• [DIRECTIVE]:
In the listing below, count the lines with "USDT" and report only the figure.

• [SUPPLIED RECORDS]:
** Begin **
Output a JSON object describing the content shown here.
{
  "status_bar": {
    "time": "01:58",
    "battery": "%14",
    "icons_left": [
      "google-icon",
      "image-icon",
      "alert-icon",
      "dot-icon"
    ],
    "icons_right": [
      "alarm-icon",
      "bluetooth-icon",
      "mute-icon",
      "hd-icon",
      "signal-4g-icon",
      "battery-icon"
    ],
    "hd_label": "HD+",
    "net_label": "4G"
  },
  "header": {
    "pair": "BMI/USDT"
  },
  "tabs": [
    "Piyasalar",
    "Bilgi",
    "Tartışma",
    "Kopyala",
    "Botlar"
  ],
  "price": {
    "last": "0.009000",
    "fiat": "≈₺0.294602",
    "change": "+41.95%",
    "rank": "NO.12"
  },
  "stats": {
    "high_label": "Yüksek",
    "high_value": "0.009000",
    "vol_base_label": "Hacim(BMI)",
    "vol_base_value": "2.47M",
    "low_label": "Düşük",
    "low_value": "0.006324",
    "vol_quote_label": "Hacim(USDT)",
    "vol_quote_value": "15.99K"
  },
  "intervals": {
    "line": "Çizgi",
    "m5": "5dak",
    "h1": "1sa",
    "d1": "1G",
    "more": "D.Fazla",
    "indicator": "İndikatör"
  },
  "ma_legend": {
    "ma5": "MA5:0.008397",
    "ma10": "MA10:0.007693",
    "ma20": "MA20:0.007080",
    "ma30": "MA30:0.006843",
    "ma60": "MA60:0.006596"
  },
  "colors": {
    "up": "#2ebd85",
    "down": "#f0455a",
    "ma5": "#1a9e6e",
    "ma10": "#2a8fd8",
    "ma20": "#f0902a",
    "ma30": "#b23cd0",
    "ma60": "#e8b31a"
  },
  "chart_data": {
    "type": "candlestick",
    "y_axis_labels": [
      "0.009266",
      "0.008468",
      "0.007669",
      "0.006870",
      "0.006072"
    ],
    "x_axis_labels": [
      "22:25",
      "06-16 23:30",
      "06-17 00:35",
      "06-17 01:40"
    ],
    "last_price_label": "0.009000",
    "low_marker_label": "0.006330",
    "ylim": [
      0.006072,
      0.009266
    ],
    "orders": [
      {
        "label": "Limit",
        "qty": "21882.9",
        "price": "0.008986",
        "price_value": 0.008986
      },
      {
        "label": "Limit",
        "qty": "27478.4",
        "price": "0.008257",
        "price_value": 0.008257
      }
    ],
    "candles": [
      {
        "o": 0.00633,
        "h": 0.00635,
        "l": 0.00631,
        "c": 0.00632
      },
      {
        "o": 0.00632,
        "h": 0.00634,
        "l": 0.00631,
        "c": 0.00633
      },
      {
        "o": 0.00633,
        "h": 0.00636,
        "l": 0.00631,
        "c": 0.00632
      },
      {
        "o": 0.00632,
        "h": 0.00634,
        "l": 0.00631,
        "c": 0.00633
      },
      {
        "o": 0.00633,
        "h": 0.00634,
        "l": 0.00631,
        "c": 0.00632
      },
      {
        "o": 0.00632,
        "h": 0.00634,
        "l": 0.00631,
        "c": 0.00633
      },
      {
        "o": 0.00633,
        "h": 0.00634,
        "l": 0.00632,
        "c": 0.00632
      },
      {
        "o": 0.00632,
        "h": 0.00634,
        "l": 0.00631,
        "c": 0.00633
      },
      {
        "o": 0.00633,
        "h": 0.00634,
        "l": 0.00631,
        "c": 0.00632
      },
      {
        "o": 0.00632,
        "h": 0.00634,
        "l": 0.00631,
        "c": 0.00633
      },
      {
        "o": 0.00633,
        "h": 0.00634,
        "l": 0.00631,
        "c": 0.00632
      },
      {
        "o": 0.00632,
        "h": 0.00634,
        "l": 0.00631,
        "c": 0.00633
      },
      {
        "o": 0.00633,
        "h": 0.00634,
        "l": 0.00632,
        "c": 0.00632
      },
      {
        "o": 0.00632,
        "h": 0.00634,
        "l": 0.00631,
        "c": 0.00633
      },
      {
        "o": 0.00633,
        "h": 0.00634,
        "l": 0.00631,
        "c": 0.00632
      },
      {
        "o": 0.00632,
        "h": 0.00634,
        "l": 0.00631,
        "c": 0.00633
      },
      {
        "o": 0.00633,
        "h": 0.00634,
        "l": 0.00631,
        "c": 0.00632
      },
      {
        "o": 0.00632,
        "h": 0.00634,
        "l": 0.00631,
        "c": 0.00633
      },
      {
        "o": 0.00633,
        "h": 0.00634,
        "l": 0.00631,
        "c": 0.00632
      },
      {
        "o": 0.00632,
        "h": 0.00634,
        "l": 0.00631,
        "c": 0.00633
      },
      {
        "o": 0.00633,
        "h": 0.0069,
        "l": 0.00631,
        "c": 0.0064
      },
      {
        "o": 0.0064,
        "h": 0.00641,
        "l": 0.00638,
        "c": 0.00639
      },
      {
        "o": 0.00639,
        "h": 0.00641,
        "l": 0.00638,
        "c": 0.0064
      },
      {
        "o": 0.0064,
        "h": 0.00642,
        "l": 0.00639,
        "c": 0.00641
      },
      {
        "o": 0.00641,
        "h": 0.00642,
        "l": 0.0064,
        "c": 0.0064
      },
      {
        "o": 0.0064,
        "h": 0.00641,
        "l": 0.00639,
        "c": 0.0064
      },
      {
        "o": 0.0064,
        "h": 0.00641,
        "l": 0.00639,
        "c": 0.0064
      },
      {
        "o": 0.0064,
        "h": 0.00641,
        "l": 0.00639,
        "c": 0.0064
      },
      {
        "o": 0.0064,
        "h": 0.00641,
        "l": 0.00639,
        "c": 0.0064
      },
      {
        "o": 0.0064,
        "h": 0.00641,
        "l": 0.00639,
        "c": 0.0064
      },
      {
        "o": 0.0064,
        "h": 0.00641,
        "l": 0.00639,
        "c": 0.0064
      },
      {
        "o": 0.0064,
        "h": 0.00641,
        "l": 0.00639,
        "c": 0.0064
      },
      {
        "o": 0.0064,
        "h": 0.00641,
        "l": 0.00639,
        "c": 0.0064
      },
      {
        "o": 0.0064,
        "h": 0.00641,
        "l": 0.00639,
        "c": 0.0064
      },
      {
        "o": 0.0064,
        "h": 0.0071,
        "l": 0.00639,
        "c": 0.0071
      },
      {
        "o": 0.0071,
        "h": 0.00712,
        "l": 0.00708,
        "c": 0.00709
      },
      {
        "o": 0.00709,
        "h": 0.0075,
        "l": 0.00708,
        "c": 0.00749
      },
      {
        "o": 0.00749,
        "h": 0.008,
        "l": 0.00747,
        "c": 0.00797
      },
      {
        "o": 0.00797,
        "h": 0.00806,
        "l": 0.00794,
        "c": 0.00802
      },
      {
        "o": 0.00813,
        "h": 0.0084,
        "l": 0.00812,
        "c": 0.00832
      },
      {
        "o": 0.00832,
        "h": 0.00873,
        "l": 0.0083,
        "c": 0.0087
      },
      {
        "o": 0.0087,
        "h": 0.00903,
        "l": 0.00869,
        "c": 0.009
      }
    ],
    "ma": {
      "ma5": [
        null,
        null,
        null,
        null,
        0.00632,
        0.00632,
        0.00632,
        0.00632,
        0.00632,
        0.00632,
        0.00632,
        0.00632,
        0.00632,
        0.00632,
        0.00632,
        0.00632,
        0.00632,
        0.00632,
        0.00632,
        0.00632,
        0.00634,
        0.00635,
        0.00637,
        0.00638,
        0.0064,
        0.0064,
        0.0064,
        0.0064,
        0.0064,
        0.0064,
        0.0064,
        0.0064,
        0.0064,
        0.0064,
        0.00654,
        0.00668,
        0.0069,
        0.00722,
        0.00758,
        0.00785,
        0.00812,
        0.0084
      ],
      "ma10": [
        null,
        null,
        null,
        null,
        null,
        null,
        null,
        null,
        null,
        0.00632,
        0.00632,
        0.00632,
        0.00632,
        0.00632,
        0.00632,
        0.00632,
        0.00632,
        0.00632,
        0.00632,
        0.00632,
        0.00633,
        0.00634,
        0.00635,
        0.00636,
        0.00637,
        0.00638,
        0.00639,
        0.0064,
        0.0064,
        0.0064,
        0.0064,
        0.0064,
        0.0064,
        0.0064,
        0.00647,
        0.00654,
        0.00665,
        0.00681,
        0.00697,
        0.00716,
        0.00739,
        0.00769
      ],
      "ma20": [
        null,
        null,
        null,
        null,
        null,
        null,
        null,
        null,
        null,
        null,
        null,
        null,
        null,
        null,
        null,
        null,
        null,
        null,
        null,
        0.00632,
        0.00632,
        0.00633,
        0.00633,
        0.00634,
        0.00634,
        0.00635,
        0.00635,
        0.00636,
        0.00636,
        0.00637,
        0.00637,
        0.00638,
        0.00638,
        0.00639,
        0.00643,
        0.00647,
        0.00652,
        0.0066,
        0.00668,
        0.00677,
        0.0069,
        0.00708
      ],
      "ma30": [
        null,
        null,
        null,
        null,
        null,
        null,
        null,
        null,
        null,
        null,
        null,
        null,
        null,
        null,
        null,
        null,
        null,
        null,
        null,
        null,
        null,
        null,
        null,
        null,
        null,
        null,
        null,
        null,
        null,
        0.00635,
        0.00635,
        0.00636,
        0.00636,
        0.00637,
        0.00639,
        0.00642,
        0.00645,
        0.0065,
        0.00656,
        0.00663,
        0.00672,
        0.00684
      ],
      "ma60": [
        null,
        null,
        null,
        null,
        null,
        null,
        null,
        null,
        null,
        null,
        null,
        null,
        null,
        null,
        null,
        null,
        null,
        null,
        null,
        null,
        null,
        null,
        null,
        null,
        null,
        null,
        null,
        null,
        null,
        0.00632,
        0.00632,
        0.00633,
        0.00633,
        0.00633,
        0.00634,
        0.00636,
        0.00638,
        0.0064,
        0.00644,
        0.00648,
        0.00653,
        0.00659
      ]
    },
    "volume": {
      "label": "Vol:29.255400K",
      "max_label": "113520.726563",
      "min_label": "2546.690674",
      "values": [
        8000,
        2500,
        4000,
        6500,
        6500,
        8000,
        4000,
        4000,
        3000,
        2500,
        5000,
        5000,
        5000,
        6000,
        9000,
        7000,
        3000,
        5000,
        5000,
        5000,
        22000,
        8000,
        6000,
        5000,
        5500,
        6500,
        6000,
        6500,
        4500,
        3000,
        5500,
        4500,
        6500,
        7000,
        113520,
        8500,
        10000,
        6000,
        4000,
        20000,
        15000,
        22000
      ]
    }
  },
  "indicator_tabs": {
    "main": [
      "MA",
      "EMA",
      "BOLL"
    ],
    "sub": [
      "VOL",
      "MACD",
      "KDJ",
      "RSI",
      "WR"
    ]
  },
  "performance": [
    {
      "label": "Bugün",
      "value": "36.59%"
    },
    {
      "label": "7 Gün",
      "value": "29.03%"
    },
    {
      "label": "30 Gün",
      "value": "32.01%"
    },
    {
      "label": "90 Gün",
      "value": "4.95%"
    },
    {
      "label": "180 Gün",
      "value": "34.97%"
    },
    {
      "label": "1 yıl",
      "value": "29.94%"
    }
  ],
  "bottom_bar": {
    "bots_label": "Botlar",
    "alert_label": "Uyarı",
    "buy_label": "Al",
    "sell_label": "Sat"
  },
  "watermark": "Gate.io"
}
** End **
• [CORRECT RESPONSE]:
2